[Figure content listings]
-------------------------
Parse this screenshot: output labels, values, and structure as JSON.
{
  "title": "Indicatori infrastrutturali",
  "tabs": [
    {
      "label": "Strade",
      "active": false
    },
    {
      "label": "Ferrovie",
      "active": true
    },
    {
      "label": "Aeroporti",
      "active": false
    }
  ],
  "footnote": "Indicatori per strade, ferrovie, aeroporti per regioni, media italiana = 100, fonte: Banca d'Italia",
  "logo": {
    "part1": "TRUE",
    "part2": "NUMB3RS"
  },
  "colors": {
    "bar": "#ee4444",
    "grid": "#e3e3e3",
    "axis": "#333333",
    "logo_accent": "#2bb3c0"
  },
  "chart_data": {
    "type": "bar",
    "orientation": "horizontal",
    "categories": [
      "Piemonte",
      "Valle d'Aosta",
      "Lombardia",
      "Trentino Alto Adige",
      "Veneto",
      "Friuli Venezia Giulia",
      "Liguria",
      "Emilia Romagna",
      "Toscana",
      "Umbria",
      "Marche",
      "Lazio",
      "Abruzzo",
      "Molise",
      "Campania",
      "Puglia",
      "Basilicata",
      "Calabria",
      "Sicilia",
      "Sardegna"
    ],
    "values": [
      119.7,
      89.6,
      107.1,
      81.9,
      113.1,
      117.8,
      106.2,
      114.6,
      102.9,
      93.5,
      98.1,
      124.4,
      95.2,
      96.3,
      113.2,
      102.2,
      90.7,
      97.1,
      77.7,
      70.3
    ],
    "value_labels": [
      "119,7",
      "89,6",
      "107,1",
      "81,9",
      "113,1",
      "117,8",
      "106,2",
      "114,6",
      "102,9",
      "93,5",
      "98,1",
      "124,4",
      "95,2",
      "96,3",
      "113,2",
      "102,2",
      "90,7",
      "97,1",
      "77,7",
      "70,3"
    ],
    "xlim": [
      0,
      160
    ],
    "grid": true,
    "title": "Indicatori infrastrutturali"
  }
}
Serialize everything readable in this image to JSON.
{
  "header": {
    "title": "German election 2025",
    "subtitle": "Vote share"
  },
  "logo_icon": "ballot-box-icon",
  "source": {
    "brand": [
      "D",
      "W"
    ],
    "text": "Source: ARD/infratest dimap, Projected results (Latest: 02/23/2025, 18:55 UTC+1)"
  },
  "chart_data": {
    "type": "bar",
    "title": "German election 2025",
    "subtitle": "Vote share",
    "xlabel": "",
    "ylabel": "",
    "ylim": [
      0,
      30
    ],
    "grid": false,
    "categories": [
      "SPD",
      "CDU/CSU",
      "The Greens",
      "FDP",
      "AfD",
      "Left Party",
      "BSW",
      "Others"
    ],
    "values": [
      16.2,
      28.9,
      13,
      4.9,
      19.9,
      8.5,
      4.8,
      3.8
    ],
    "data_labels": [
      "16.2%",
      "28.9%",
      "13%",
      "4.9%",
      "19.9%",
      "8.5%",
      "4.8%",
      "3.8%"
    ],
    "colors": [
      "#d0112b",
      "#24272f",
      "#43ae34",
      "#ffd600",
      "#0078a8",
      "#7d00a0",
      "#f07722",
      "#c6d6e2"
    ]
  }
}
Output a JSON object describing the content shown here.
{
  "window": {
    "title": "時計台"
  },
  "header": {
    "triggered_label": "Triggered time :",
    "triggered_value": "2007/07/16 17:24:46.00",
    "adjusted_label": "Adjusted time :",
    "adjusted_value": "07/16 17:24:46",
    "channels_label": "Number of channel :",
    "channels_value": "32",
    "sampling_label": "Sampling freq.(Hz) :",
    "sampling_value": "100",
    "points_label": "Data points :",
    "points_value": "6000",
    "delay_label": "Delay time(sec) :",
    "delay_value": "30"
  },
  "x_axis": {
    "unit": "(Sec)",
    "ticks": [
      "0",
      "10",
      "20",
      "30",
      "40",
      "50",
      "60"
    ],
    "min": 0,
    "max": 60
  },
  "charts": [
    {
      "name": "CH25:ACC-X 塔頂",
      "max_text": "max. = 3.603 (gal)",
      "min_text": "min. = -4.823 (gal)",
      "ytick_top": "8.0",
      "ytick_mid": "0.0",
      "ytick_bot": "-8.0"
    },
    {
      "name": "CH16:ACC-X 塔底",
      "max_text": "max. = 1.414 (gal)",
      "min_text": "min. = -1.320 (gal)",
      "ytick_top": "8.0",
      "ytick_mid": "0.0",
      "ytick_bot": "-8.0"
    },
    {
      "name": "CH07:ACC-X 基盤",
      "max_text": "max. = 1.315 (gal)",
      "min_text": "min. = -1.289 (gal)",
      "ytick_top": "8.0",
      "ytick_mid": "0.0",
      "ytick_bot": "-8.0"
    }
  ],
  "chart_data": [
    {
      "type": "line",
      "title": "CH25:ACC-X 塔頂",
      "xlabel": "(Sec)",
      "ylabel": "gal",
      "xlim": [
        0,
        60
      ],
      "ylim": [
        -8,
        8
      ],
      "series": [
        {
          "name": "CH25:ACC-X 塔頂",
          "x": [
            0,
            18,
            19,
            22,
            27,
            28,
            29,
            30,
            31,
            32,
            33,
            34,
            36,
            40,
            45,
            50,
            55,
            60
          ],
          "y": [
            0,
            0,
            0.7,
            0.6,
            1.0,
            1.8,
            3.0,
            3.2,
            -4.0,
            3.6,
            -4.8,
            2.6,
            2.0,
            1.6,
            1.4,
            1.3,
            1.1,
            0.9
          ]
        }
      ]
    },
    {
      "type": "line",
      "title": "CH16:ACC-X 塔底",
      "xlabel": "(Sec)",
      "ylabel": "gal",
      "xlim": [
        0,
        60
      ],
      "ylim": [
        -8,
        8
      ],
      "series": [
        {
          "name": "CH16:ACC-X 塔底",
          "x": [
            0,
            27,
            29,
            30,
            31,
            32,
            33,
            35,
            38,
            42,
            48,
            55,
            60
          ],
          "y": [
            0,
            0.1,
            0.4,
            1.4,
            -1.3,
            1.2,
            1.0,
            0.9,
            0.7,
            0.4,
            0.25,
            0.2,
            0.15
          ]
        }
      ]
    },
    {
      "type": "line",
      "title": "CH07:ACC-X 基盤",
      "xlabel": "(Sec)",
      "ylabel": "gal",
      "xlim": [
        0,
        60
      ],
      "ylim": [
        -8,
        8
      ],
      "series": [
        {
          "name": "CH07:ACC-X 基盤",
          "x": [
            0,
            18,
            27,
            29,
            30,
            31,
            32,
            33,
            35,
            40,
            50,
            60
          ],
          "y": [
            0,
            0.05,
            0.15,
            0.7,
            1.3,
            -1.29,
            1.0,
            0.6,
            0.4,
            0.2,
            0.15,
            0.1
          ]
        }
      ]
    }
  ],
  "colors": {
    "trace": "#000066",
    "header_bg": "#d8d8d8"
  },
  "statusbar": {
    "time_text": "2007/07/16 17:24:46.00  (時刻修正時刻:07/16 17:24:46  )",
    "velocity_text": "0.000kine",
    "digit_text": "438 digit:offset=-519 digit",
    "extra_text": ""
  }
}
-------------------------
*Exercise prompt*. Identify which lines contain the word "subtitle" and copy each one.

*Result for this task*.
    "subtitle": "Vote share"
    "subtitle": "Vote share",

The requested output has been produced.